• **Provided records**
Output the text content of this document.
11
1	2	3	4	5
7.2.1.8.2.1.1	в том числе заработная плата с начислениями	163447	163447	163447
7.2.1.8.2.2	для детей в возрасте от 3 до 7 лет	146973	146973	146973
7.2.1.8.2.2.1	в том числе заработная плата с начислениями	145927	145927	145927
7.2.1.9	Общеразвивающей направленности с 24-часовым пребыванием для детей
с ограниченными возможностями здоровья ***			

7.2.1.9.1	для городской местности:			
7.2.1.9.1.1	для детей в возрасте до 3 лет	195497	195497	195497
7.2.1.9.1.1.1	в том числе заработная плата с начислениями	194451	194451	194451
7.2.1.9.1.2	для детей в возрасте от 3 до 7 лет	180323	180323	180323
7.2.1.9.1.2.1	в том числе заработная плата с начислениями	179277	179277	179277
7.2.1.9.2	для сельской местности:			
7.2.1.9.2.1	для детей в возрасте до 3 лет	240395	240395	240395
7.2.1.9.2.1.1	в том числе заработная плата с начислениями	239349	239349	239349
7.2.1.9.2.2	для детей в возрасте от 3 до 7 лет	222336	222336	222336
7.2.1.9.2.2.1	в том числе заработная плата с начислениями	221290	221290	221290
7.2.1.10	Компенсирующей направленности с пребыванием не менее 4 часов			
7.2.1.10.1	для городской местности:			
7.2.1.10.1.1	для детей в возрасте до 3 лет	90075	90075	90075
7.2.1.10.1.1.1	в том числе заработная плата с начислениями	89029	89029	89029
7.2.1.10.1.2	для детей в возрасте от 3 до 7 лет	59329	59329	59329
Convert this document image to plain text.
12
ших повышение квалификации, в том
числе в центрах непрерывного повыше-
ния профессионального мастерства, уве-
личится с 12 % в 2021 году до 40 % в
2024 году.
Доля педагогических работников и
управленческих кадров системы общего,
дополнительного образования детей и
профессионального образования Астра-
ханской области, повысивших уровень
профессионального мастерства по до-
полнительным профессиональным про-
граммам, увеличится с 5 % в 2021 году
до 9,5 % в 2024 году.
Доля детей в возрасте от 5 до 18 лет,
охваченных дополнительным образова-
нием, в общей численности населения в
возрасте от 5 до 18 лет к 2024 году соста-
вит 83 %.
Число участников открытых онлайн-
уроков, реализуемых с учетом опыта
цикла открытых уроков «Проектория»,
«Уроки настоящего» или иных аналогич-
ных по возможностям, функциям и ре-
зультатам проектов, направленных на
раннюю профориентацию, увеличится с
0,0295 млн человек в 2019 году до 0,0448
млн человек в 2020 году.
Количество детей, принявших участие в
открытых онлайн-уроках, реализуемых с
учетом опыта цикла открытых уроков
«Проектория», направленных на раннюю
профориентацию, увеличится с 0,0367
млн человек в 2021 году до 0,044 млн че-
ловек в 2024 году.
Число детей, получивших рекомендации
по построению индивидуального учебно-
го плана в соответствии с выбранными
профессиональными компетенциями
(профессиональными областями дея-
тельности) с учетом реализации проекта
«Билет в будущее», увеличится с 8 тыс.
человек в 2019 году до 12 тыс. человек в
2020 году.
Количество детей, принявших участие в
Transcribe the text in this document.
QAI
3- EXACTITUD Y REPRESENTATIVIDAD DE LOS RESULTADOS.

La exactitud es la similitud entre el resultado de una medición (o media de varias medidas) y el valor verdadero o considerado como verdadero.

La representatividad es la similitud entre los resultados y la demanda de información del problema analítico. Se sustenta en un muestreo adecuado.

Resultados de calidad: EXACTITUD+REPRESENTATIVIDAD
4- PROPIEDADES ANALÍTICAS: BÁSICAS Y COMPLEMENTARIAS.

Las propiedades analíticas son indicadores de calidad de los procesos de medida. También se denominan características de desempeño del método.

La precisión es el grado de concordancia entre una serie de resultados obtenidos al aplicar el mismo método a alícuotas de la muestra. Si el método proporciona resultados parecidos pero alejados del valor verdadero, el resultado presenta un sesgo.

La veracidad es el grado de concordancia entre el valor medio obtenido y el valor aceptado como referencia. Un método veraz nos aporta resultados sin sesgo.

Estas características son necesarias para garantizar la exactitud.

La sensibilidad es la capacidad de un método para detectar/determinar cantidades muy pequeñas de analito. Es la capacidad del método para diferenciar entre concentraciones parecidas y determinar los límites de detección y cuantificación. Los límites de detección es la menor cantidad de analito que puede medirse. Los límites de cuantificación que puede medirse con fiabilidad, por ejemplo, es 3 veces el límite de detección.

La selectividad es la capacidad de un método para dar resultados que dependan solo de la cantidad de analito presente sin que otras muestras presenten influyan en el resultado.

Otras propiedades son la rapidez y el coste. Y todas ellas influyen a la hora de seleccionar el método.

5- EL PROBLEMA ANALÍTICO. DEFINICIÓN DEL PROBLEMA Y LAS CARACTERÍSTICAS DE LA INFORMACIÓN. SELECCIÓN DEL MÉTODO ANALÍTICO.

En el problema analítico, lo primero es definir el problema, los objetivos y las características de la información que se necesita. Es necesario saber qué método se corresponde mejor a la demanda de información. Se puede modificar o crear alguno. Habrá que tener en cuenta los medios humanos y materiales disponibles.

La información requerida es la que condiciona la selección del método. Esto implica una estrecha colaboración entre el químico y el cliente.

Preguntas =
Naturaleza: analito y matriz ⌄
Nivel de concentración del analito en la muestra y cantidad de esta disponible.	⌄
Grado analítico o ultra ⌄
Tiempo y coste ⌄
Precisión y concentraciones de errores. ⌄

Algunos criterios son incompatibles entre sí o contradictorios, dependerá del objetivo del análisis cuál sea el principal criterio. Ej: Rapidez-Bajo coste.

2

• **Stated goal**
Repeat the listing exactly, from its first line to its last.

• **Result of this exercise**
Output the text content of this document.
11
1	2	3	4	5
7.2.1.8.2.1.1	в том числе заработная плата с начислениями	163447	163447	163447
7.2.1.8.2.2	для детей в возрасте от 3 до 7 лет	146973	146973	146973
7.2.1.8.2.2.1	в том числе заработная плата с начислениями	145927	145927	145927
7.2.1.9	Общеразвивающей направленности с 24-часовым пребыванием для детей
с ограниченными возможностями здоровья ***			

7.2.1.9.1	для городской местности:			
7.2.1.9.1.1	для детей в возрасте до 3 лет	195497	195497	195497
7.2.1.9.1.1.1	в том числе заработная плата с начислениями	194451	194451	194451
7.2.1.9.1.2	для детей в возрасте от 3 до 7 лет	180323	180323	180323
7.2.1.9.1.2.1	в том числе заработная плата с начислениями	179277	179277	179277
7.2.1.9.2	для сельской местности:			
7.2.1.9.2.1	для детей в возрасте до 3 лет	240395	240395	240395
7.2.1.9.2.1.1	в том числе заработная плата с начислениями	239349	239349	239349
7.2.1.9.2.2	для детей в возрасте от 3 до 7 лет	222336	222336	222336
7.2.1.9.2.2.1	в том числе заработная плата с начислениями	221290	221290	221290
7.2.1.10	Компенсирующей направленности с пребыванием не менее 4 часов			
7.2.1.10.1	для городской местности:			
7.2.1.10.1.1	для детей в возрасте до 3 лет	90075	90075	90075
7.2.1.10.1.1.1	в том числе заработная плата с начислениями	89029	89029	89029
7.2.1.10.1.2	для детей в возрасте от 3 до 7 лет	59329	59329	59329
Convert this document image to plain text.
12
ших повышение квалификации, в том
числе в центрах непрерывного повыше-
ния профессионального мастерства, уве-
личится с 12 % в 2021 году до 40 % в
2024 году.
Доля педагогических работников и
управленческих кадров системы общего,
дополнительного образования детей и
профессионального образования Астра-
ханской области, повысивших уровень
профессионального мастерства по до-
полнительным профессиональным про-
граммам, увеличится с 5 % в 2021 году
до 9,5 % в 2024 году.
Доля детей в возрасте от 5 до 18 лет,
охваченных дополнительным образова-
нием, в общей численности населения в
возрасте от 5 до 18 лет к 2024 году соста-
вит 83 %.
Число участников открытых онлайн-
уроков, реализуемых с учетом опыта
цикла открытых уроков «Проектория»,
«Уроки настоящего» или иных аналогич-
ных по возможностям, функциям и ре-
зультатам проектов, направленных на
раннюю профориентацию, увеличится с
0,0295 млн человек в 2019 году до 0,0448
млн человек в 2020 году.
Количество детей, принявших участие в
открытых онлайн-уроках, реализуемых с
учетом опыта цикла открытых уроков
«Проектория», направленных на раннюю
профориентацию, увеличится с 0,0367
млн человек в 2021 году до 0,044 млн че-
ловек в 2024 году.
Число детей, получивших рекомендации
по построению индивидуального учебно-
го плана в соответствии с выбранными
профессиональными компетенциями
(профессиональными областями дея-
тельности) с учетом реализации проекта
«Билет в будущее», увеличится с 8 тыс.
человек в 2019 году до 12 тыс. человек в
2020 году.
Количество детей, принявших участие в
Transcribe the text in this document.
QAI
3- EXACTITUD Y REPRESENTATIVIDAD DE LOS RESULTADOS.

La exactitud es la similitud entre el resultado de una medición (o media de varias medidas) y el valor verdadero o considerado como verdadero.

La representatividad es la similitud entre los resultados y la demanda de información del problema analítico. Se sustenta en un muestreo adecuado.

Resultados de calidad: EXACTITUD+REPRESENTATIVIDAD
4- PROPIEDADES ANALÍTICAS: BÁSICAS Y COMPLEMENTARIAS.

Las propiedades analíticas son indicadores de calidad de los procesos de medida. También se denominan características de desempeño del método.

La precisión es el grado de concordancia entre una serie de resultados obtenidos al aplicar el mismo método a alícuotas de la muestra. Si el método proporciona resultados parecidos pero alejados del valor verdadero, el resultado presenta un sesgo.

La veracidad es el grado de concordancia entre el valor medio obtenido y el valor aceptado como referencia. Un método veraz nos aporta resultados sin sesgo.

Estas características son necesarias para garantizar la exactitud.

La sensibilidad es la capacidad de un método para detectar/determinar cantidades muy pequeñas de analito. Es la capacidad del método para diferenciar entre concentraciones parecidas y determinar los límites de detección y cuantificación. Los límites de detección es la menor cantidad de analito que puede medirse. Los límites de cuantificación que puede medirse con fiabilidad, por ejemplo, es 3 veces el límite de detección.

La selectividad es la capacidad de un método para dar resultados que dependan solo de la cantidad de analito presente sin que otras muestras presenten influyan en el resultado.

Otras propiedades son la rapidez y el coste. Y todas ellas influyen a la hora de seleccionar el método.

5- EL PROBLEMA ANALÍTICO. DEFINICIÓN DEL PROBLEMA Y LAS CARACTERÍSTICAS DE LA INFORMACIÓN. SELECCIÓN DEL MÉTODO ANALÍTICO.

En el problema analítico, lo primero es definir el problema, los objetivos y las características de la información que se necesita. Es necesario saber qué método se corresponde mejor a la demanda de información. Se puede modificar o crear alguno. Habrá que tener en cuenta los medios humanos y materiales disponibles.

La información requerida es la que condiciona la selección del método. Esto implica una estrecha colaboración entre el químico y el cliente.

Preguntas =
Naturaleza: analito y matriz ⌄
Nivel de concentración del analito en la muestra y cantidad de esta disponible.	⌄
Grado analítico o ultra ⌄
Tiempo y coste ⌄
Precisión y concentraciones de errores. ⌄

Algunos criterios son incompatibles entre sí o contradictorios, dependerá del objetivo del análisis cuál sea el principal criterio. Ej: Rapidez-Bajo coste.

2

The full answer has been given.